The request: Locate and copy each line in the data that contains the word "title".

(Saved data entries)
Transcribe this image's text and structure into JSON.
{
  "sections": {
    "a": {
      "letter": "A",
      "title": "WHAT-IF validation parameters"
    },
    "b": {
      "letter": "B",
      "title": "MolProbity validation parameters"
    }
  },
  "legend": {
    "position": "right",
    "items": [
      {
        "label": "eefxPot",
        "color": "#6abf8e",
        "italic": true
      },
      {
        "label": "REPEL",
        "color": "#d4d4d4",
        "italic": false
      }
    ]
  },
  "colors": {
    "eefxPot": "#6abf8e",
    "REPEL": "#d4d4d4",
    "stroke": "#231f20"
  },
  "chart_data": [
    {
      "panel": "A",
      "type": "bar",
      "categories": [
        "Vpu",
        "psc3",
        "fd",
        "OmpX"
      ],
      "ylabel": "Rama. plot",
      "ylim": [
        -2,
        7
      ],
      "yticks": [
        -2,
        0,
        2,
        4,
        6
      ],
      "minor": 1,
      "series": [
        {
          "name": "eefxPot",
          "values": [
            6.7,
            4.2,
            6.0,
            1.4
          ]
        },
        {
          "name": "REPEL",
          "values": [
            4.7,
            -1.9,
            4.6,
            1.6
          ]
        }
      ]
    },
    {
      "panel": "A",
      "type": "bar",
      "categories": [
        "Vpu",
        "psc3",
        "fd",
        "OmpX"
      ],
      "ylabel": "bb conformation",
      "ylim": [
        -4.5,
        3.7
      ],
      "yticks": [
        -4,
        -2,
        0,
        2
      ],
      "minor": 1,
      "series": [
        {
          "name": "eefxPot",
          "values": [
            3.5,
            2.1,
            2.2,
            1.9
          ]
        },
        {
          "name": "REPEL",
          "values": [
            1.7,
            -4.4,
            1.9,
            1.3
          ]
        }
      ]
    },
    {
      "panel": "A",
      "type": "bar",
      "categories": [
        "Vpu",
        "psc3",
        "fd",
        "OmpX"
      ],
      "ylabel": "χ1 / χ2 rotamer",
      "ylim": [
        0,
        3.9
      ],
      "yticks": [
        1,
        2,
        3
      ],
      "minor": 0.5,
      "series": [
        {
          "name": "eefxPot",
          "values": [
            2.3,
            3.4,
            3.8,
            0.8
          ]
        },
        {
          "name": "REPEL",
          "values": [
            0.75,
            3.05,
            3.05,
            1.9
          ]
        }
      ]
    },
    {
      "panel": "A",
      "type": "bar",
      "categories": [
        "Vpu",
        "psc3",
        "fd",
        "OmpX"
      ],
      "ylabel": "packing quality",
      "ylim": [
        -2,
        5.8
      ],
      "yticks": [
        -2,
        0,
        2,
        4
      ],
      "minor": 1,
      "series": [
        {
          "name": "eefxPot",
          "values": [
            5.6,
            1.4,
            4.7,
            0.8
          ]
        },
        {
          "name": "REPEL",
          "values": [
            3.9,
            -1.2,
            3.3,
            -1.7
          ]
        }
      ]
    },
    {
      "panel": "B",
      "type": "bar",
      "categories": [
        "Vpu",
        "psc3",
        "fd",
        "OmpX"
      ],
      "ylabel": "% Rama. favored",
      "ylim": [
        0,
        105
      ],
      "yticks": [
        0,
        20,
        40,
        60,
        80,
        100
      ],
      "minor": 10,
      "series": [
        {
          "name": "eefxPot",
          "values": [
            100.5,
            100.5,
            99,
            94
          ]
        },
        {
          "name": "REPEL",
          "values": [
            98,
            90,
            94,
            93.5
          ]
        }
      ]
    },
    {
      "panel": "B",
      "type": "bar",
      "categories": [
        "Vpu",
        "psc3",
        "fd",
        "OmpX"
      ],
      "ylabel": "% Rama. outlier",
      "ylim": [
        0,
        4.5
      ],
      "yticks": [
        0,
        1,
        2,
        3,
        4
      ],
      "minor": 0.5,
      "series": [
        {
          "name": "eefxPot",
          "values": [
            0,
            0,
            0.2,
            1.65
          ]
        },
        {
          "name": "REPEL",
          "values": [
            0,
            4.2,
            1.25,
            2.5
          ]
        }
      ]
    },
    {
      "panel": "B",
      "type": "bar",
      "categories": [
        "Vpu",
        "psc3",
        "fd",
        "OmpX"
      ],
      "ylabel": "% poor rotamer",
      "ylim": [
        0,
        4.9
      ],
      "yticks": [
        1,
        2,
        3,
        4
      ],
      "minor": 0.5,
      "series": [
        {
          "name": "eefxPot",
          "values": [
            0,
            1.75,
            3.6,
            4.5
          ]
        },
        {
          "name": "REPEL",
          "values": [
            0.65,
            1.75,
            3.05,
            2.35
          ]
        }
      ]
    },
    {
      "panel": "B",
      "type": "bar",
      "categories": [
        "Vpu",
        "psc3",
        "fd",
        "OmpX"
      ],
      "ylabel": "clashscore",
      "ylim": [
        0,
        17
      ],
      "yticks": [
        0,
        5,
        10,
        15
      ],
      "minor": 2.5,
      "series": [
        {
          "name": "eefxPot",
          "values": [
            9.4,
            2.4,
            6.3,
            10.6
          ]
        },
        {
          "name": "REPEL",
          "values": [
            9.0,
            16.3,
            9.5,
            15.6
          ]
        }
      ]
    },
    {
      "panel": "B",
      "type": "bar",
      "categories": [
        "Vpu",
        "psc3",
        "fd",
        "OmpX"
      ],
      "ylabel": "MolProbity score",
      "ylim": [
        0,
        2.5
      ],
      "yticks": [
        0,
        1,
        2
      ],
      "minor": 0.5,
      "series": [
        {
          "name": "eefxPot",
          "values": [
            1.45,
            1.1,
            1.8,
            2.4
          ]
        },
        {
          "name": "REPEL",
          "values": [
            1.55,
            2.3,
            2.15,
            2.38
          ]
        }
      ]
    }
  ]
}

Exercise solution:
      "title": "WHAT-IF validation parameters"
      "title": "MolProbity validation parameters"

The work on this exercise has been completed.